Records
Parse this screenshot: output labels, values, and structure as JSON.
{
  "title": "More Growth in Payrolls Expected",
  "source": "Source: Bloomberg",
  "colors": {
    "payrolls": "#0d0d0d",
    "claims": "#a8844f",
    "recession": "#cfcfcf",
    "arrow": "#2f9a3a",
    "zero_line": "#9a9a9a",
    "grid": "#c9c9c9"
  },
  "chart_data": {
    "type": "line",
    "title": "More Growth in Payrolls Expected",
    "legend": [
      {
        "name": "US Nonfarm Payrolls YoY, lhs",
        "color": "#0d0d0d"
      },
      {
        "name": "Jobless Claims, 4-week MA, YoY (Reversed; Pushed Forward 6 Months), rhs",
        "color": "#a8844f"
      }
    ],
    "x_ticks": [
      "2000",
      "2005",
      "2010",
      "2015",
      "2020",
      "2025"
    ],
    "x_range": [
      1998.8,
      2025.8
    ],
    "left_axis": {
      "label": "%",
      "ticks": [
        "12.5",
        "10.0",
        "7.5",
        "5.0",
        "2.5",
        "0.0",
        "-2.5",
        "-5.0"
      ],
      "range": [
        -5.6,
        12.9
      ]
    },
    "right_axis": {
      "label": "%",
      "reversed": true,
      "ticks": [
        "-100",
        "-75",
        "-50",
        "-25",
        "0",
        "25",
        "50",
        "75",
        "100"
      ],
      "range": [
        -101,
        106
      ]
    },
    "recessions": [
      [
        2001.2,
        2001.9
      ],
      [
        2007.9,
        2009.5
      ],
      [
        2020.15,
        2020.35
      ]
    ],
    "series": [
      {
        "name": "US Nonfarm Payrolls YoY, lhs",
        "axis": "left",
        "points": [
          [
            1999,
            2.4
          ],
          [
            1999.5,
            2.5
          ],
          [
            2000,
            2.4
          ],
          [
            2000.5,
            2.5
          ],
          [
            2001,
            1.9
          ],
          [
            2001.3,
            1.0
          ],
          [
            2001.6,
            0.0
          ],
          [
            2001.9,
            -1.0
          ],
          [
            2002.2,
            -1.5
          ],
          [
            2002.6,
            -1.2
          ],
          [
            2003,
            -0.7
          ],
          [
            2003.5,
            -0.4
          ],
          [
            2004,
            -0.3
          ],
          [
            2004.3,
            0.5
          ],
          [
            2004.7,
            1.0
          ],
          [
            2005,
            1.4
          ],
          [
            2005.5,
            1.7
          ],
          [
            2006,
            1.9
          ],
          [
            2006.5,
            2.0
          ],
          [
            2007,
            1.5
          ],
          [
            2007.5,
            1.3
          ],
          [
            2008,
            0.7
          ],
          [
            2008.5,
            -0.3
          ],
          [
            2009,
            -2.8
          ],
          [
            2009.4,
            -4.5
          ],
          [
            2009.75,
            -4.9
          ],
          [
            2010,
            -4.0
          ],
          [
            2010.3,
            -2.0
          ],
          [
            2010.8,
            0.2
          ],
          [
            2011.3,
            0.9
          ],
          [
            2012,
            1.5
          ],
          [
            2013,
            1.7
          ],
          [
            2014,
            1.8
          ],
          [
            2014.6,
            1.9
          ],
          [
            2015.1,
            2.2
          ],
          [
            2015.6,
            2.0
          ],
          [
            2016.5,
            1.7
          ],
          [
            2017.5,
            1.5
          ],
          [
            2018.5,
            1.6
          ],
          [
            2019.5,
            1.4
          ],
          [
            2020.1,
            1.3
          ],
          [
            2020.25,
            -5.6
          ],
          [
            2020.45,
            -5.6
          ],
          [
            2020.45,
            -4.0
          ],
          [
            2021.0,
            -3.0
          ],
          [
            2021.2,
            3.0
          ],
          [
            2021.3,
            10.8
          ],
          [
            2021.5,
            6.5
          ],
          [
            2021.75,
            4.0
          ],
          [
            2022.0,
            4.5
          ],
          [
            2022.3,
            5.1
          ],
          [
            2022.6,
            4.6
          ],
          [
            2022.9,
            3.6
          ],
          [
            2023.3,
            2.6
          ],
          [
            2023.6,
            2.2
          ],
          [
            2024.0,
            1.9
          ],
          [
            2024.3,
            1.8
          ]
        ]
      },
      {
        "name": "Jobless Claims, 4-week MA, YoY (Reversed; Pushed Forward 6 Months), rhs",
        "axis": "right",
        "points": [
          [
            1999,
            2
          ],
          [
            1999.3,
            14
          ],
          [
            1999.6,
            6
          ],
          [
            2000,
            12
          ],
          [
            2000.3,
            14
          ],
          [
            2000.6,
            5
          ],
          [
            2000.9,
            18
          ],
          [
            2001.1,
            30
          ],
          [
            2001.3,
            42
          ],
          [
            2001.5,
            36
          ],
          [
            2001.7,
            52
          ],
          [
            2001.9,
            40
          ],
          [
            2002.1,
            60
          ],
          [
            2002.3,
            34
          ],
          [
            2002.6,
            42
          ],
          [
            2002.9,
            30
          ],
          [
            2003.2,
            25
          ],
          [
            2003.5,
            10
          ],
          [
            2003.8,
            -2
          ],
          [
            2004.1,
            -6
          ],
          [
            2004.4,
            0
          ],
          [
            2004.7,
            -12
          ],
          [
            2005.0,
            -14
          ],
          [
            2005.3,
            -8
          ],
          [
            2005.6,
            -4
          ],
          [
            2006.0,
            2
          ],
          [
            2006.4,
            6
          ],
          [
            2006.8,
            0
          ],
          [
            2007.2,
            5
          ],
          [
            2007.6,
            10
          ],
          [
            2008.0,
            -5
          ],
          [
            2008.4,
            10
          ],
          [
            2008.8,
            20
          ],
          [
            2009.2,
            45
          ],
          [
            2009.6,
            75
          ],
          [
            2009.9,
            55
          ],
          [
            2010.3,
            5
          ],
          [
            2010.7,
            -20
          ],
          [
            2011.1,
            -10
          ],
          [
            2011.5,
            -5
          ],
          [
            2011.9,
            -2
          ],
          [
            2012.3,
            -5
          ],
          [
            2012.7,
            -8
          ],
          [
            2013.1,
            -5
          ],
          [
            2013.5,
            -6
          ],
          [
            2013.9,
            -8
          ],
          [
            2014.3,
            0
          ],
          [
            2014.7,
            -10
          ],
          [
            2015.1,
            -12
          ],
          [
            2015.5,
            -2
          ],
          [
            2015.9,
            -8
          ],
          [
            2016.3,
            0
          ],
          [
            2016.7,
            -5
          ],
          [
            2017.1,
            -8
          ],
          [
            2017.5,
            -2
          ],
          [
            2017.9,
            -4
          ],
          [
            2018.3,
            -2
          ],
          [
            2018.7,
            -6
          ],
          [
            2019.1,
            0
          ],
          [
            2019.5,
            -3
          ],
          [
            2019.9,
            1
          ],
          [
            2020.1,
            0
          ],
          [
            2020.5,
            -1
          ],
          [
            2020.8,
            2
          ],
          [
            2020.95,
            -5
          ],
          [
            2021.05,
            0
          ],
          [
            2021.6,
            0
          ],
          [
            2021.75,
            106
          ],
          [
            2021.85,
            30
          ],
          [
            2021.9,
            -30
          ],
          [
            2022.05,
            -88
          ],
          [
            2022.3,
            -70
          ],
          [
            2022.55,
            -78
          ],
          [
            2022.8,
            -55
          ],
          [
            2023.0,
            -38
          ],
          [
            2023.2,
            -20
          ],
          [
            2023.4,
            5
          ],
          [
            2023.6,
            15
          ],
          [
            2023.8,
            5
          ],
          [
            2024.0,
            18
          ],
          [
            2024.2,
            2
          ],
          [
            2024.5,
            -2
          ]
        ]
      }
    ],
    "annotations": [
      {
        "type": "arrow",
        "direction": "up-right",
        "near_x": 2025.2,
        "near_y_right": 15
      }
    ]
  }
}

Aim of the exercise
Extract each line holding the string "More".

Output for this task
  "title": "More Growth in Payrolls Expected",
    "title": "More Growth in Payrolls Expected",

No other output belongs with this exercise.